• _Written problem_: Render every line of the items below as a JSON list of strings, one string per line, skipping blank lines and omitting the pictures.

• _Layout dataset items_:
◇ ◇ ◇

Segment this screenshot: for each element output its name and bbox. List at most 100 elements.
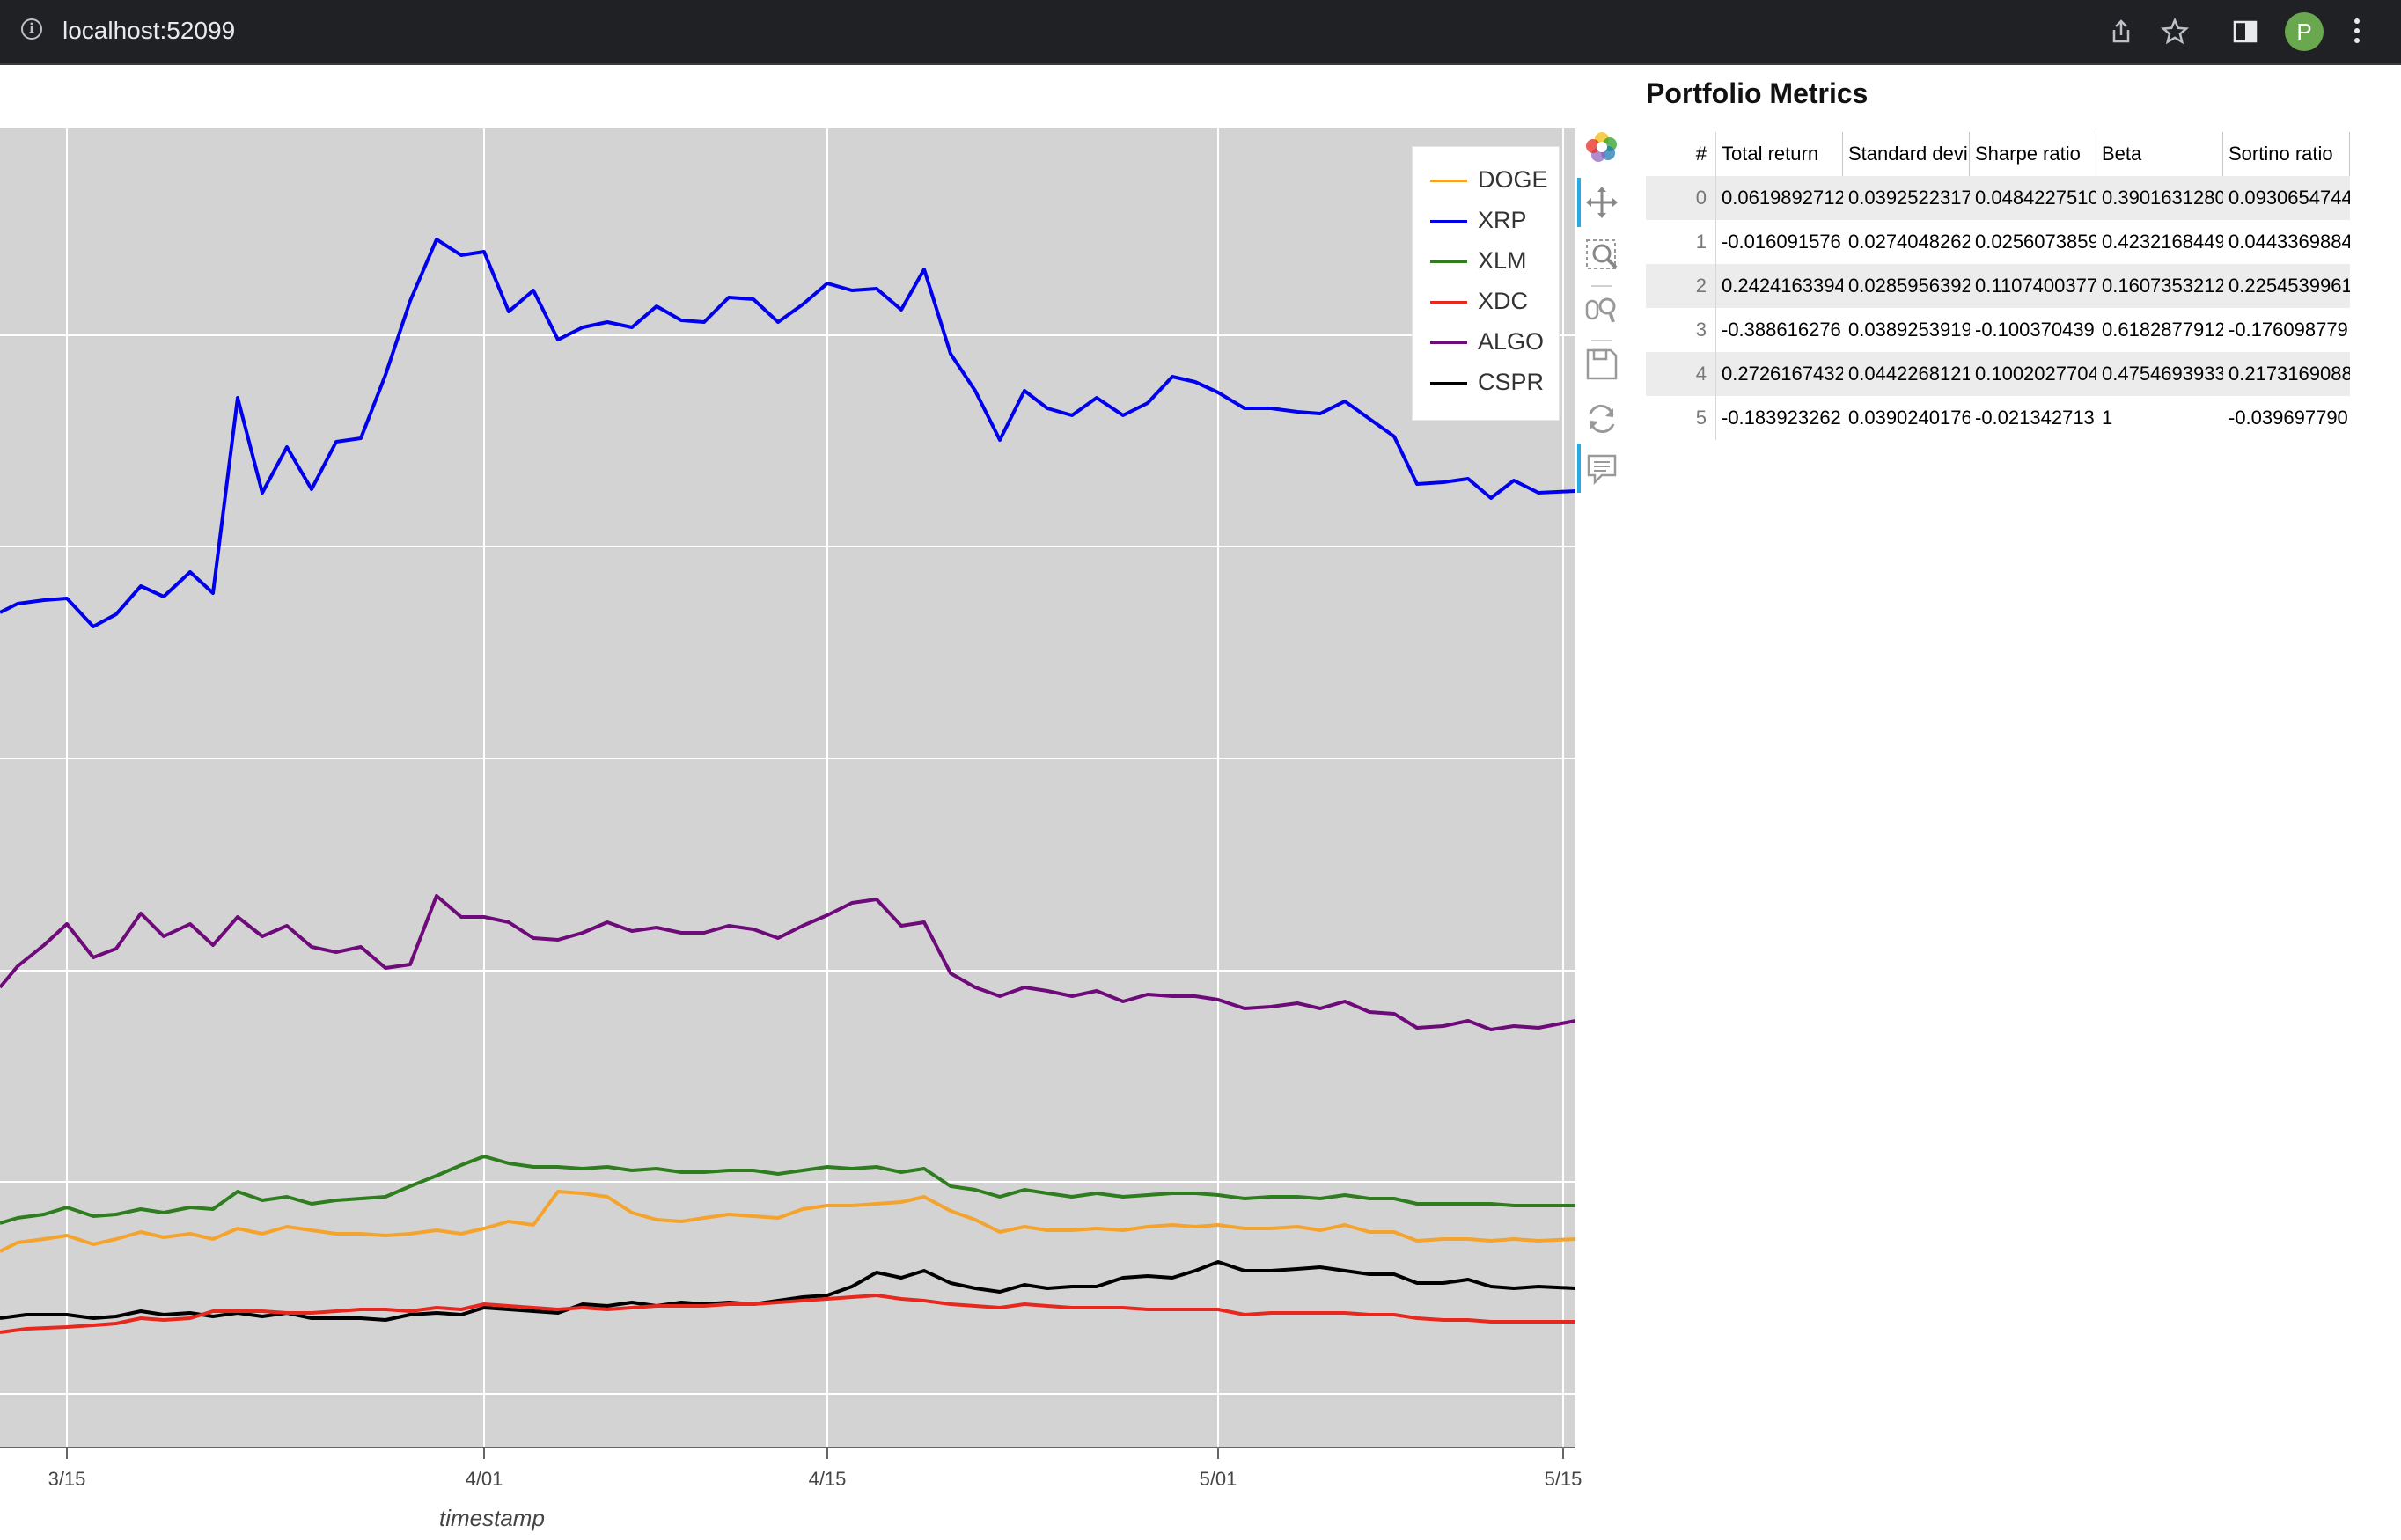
avatar[interactable]: P: [2285, 12, 2324, 51]
legend-label: CSPR: [1478, 369, 1545, 395]
wheel-zoom-icon[interactable]: [1582, 290, 1621, 329]
table-cell: -0.021342713: [1975, 407, 2095, 429]
legend-item-cspr[interactable]: CSPR: [1430, 365, 1553, 400]
table-cell: -0.388616276: [1722, 319, 1841, 341]
table-cell: 0.1002027704: [1975, 363, 2096, 385]
legend-label: XDC: [1478, 288, 1529, 314]
table-cell: -0.039697790: [2228, 407, 2348, 429]
hover-icon[interactable]: [1582, 449, 1621, 488]
table-cell: -0.100370439: [1975, 319, 2095, 341]
series-line-xdc: [0, 1294, 1575, 1334]
series-line-algo: [0, 894, 1575, 1031]
toolbar-divider: [1591, 285, 1612, 287]
row-index: 5: [1646, 396, 1716, 440]
table-row[interactable]: 2 0.2424163394 0.0285956392 0.1107400377 0.1…: [1646, 264, 2350, 308]
browser-toolbar: i localhost:52099 P: [0, 0, 2401, 65]
legend-label: XRP: [1478, 207, 1527, 233]
reset-icon[interactable]: [1582, 400, 1621, 438]
pan-icon[interactable]: [1582, 183, 1621, 222]
plot-background: [0, 128, 1575, 1448]
menu-icon[interactable]: [2348, 16, 2366, 48]
table-cell: 0.0392522317: [1848, 187, 1970, 209]
line-chart[interactable]: [0, 128, 1575, 1459]
column-header-standard-deviation[interactable]: Standard devi: [1843, 132, 1970, 176]
column-header-sortino-ratio[interactable]: Sortino ratio: [2223, 132, 2350, 176]
legend-swatch: [1430, 382, 1467, 385]
series-line-xrp: [0, 238, 1575, 628]
row-index: 2: [1646, 264, 1716, 308]
row-index: 4: [1646, 352, 1716, 396]
x-tick-label: 4/15: [808, 1468, 847, 1490]
table-cell: 0.4232168449: [2102, 231, 2223, 253]
x-tick-label: 3/15: [48, 1468, 86, 1490]
table-cell: 0.0930654744: [2228, 187, 2350, 209]
table-cell: 0.0285956392: [1848, 275, 1970, 297]
legend-swatch: [1430, 260, 1467, 263]
toolbar-divider: [1591, 340, 1612, 341]
chart-legend[interactable]: DOGE XRP XLM XDC ALGO CSPR: [1412, 146, 1560, 421]
table-cell: 0.0442268121: [1848, 363, 1970, 385]
legend-swatch: [1430, 341, 1467, 344]
address-bar[interactable]: localhost:52099: [62, 17, 236, 44]
table-cell: 0.0390240176: [1848, 407, 1970, 429]
table-cell: 0.0484227510: [1975, 187, 2096, 209]
table-cell: -0.176098779: [2228, 319, 2348, 341]
table-cell: 0.0443369884: [2228, 231, 2350, 253]
legend-swatch: [1430, 301, 1467, 304]
share-icon[interactable]: [2105, 16, 2137, 48]
column-header-total-return[interactable]: Total return: [1716, 132, 1843, 176]
star-icon[interactable]: [2159, 16, 2191, 48]
legend-label: ALGO: [1478, 328, 1545, 355]
sidebar-icon[interactable]: [2229, 16, 2261, 48]
series-line-cspr: [0, 1260, 1575, 1322]
table-cell: 0.2254539961: [2228, 275, 2350, 297]
table-cell: 0.2173169088: [2228, 363, 2350, 385]
table-row[interactable]: 1 -0.016091576 0.0274048262 0.0256073859 0.4…: [1646, 220, 2350, 264]
legend-item-doge[interactable]: DOGE: [1430, 163, 1553, 198]
column-header-hash[interactable]: #: [1646, 132, 1716, 176]
column-header-beta[interactable]: Beta: [2096, 132, 2223, 176]
legend-item-xdc[interactable]: XDC: [1430, 284, 1553, 319]
info-icon[interactable]: i: [21, 18, 42, 40]
x-axis-label: timestamp: [439, 1505, 545, 1531]
table-row[interactable]: 0 0.0619892712 0.0392522317 0.0484227510 0.3…: [1646, 176, 2350, 220]
table-cell: 0.3901631280: [2102, 187, 2223, 209]
row-index: 0: [1646, 176, 1716, 220]
active-tool-indicator: [1577, 178, 1581, 227]
x-tick-label: 5/01: [1199, 1468, 1237, 1490]
table-cell: -0.016091576: [1722, 231, 1841, 253]
row-index: 3: [1646, 308, 1716, 352]
table-cell: 0.2424163394: [1722, 275, 1843, 297]
legend-swatch: [1430, 180, 1467, 182]
table-cell: 0.0256073859: [1975, 231, 2096, 253]
box-zoom-icon[interactable]: [1582, 236, 1621, 275]
table-cell: 0.2726167432: [1722, 363, 1843, 385]
legend-swatch: [1430, 220, 1467, 223]
table-cell: -0.183923262: [1722, 407, 1841, 429]
table-cell: 0.0274048262: [1848, 231, 1970, 253]
table-row[interactable]: 4 0.2726167432 0.0442268121 0.1002027704 0.4…: [1646, 352, 2350, 396]
table-cell: 0.4754693933: [2102, 363, 2223, 385]
save-icon[interactable]: [1582, 345, 1621, 384]
column-header-sharpe-ratio[interactable]: Sharpe ratio: [1970, 132, 2096, 176]
x-tick-label: 5/15: [1544, 1468, 1582, 1490]
series-line-doge: [0, 1190, 1575, 1253]
table-title: Portfolio Metrics: [1646, 77, 1869, 109]
table-cell: 0.0389253919: [1848, 319, 1970, 341]
series-line-xlm: [0, 1155, 1575, 1225]
legend-label: DOGE: [1478, 166, 1548, 193]
legend-item-xlm[interactable]: XLM: [1430, 244, 1553, 279]
legend-item-xrp[interactable]: XRP: [1430, 203, 1553, 238]
active-tool-indicator: [1577, 444, 1581, 493]
x-tick-label: 4/01: [465, 1468, 503, 1490]
plot-toolbar: [1577, 123, 1626, 493]
table-cell: 0.0619892712: [1722, 187, 1843, 209]
table-row[interactable]: 5 -0.183923262 0.0390240176 -0.021342713 1 -0…: [1646, 396, 2350, 440]
table-row[interactable]: 3 -0.388616276 0.0389253919 -0.100370439 0.6…: [1646, 308, 2350, 352]
table-cell: 0.1107400377: [1975, 275, 2096, 297]
bokeh-logo-icon[interactable]: [1582, 128, 1621, 167]
row-index: 1: [1646, 220, 1716, 264]
legend-item-algo[interactable]: ALGO: [1430, 325, 1553, 360]
table-cell: 0.6182877912: [2102, 319, 2223, 341]
table-cell: 0.1607353212: [2102, 275, 2223, 297]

◇ ◇ ◇

• _Written solution_:
[
  "Segment this screenshot: for each element output its name and bbox. List at most 100 elements.",
  "avatar[interactable]: P: [2285, 12, 2324, 51]",
  "legend-label: CSPR: [1478, 369, 1545, 395]",
  "wheel-zoom-icon[interactable]: [1582, 290, 1621, 329]",
  "table-cell: -0.021342713: [1975, 407, 2095, 429]",
  "legend-item-cspr[interactable]: CSPR: [1430, 365, 1553, 400]",
  "table-cell: -0.388616276: [1722, 319, 1841, 341]",
  "table-cell: 0.1002027704: [1975, 363, 2096, 385]",
  "legend-label: XDC: [1478, 288, 1529, 314]",
  "table-cell: -0.039697790: [2228, 407, 2348, 429]",
  "hover-icon[interactable]: [1582, 449, 1621, 488]",
  "table-cell: -0.100370439: [1975, 319, 2095, 341]",
  "series-line-xdc: [0, 1294, 1575, 1334]",
  "series-line-algo: [0, 894, 1575, 1031]",
  "toolbar-divider: [1591, 285, 1612, 287]",
  "row-index: 5: [1646, 396, 1716, 440]",
  "table-row[interactable]: 2 0.2424163394 0.0285956392 0.1107400377 0.1…: [1646, 264, 2350, 308]",
  "browser-toolbar: i localhost:52099 P: [0, 0, 2401, 65]",
  "legend-label: XRP: [1478, 207, 1527, 233]",
  "reset-icon[interactable]: [1582, 400, 1621, 438]",
  "pan-icon[interactable]: [1582, 183, 1621, 222]",
  "plot-background: [0, 128, 1575, 1448]",
  "menu-icon[interactable]: [2348, 16, 2366, 48]",
  "table-cell: 0.0392522317: [1848, 187, 1970, 209]",
  "line-chart[interactable]: [0, 128, 1575, 1459]",
  "column-header-standard-deviation[interactable]: Standard devi: [1843, 132, 1970, 176]",
  "column-header-sortino-ratio[interactable]: Sortino ratio: [2223, 132, 2350, 176]",
  "legend-swatch: [1430, 382, 1467, 385]",
  "series-line-xrp: [0, 238, 1575, 628]",
  "row-index: 2: [1646, 264, 1716, 308]",
  "row-index: 4: [1646, 352, 1716, 396]",
  "x-tick-label: 4/15: [808, 1468, 847, 1490]",
  "table-cell: 0.4232168449: [2102, 231, 2223, 253]",
  "x-tick-label: 3/15: [48, 1468, 86, 1490]",
  "table-cell: 0.0930654744: [2228, 187, 2350, 209]",
  "table-cell: 0.0285956392: [1848, 275, 1970, 297]",
  "legend-swatch: [1430, 260, 1467, 263]",
  "toolbar-divider: [1591, 340, 1612, 341]",
  "chart-legend[interactable]: DOGE XRP XLM XDC ALGO CSPR: [1412, 146, 1560, 421]",
  "table-cell: 0.0442268121: [1848, 363, 1970, 385]",
  "legend-swatch: [1430, 341, 1467, 344]",
  "address-bar[interactable]: localhost:52099: [62, 17, 236, 44]",
  "table-cell: 0.0390240176: [1848, 407, 1970, 429]",
  "table-cell: 0.0484227510: [1975, 187, 2096, 209]",
  "table-cell: -0.176098779: [2228, 319, 2348, 341]",
  "table-cell: 0.0443369884: [2228, 231, 2350, 253]",
  "legend-swatch: [1430, 301, 1467, 304]",
  "share-icon[interactable]: [2105, 16, 2137, 48]",
  "column-header-total-return[interactable]: Total return: [1716, 132, 1843, 176]",
  "star-icon[interactable]: [2159, 16, 2191, 48]",
  "legend-label: ALGO: [1478, 328, 1545, 355]",
  "sidebar-icon[interactable]: [2229, 16, 2261, 48]",
  "series-line-cspr: [0, 1260, 1575, 1322]",
  "table-cell: 0.2254539961: [2228, 275, 2350, 297]",
  "table-cell: 0.2173169088: [2228, 363, 2350, 385]",
  "table-row[interactable]: 1 -0.016091576 0.0274048262 0.0256073859 0.4…: [1646, 220, 2350, 264]",
  "legend-item-doge[interactable]: DOGE: [1430, 163, 1553, 198]",
  "column-header-hash[interactable]: #: [1646, 132, 1716, 176]",
  "column-header-beta[interactable]: Beta: [2096, 132, 2223, 176]",
  "legend-item-xdc[interactable]: XDC: [1430, 284, 1553, 319]",
  "info-icon[interactable]: i: [21, 18, 42, 40]",
  "x-axis-label: timestamp: [439, 1505, 545, 1531]",
  "table-row[interactable]: 0 0.0619892712 0.0392522317 0.0484227510 0.3…: [1646, 176, 2350, 220]",
  "table-cell: 0.3901631280: [2102, 187, 2223, 209]",
  "row-index: 0: [1646, 176, 1716, 220]",
  "active-tool-indicator: [1577, 178, 1581, 227]",
  "x-tick-label: 5/01: [1199, 1468, 1237, 1490]",
  "table-cell: -0.016091576: [1722, 231, 1841, 253]",
  "row-index: 3: [1646, 308, 1716, 352]",
  "table-cell: 0.2424163394: [1722, 275, 1843, 297]",
  "legend-swatch: [1430, 180, 1467, 182]",
  "table-cell: 0.0256073859: [1975, 231, 2096, 253]",
  "box-zoom-icon[interactable]: [1582, 236, 1621, 275]",
  "table-cell: 0.2726167432: [1722, 363, 1843, 385]",
  "legend-swatch: [1430, 220, 1467, 223]",
  "table-cell: -0.183923262: [1722, 407, 1841, 429]",
  "table-cell: 0.0274048262: [1848, 231, 1970, 253]",
  "table-row[interactable]: 4 0.2726167432 0.0442268121 0.1002027704 0.4…: [1646, 352, 2350, 396]",
  "table-cell: 0.4754693933: [2102, 363, 2223, 385]",
  "save-icon[interactable]: [1582, 345, 1621, 384]",
  "column-header-sharpe-ratio[interactable]: Sharpe ratio: [1970, 132, 2096, 176]",
  "x-tick-label: 5/15: [1544, 1468, 1582, 1490]",
  "series-line-doge: [0, 1190, 1575, 1253]",
  "table-title: Portfolio Metrics: [1646, 77, 1869, 109]",
  "table-cell: 0.0389253919: [1848, 319, 1970, 341]",
  "series-line-xlm: [0, 1155, 1575, 1225]",
  "legend-label: DOGE: [1478, 166, 1548, 193]",
  "legend-item-xlm[interactable]: XLM: [1430, 244, 1553, 279]",
  "legend-item-xrp[interactable]: XRP: [1430, 203, 1553, 238]",
  "active-tool-indicator: [1577, 444, 1581, 493]",
  "x-tick-label: 4/01: [465, 1468, 503, 1490]",
  "plot-toolbar: [1577, 123, 1626, 493]",
  "table-cell: 0.0619892712: [1722, 187, 1843, 209]",
  "table-row[interactable]: 5 -0.183923262 0.0390240176 -0.021342713 1 -0…: [1646, 396, 2350, 440]",
  "table-row[interactable]: 3 -0.388616276 0.0389253919 -0.100370439 0.6…: [1646, 308, 2350, 352]",
  "table-cell: 0.1107400377: [1975, 275, 2096, 297]",
  "bokeh-logo-icon[interactable]: [1582, 128, 1621, 167]",
  "row-index: 1: [1646, 220, 1716, 264]",
  "legend-item-algo[interactable]: ALGO: [1430, 325, 1553, 360]",
  "table-cell: 0.6182877912: [2102, 319, 2223, 341]",
  "table-cell: 0.1607353212: [2102, 275, 2223, 297]"
]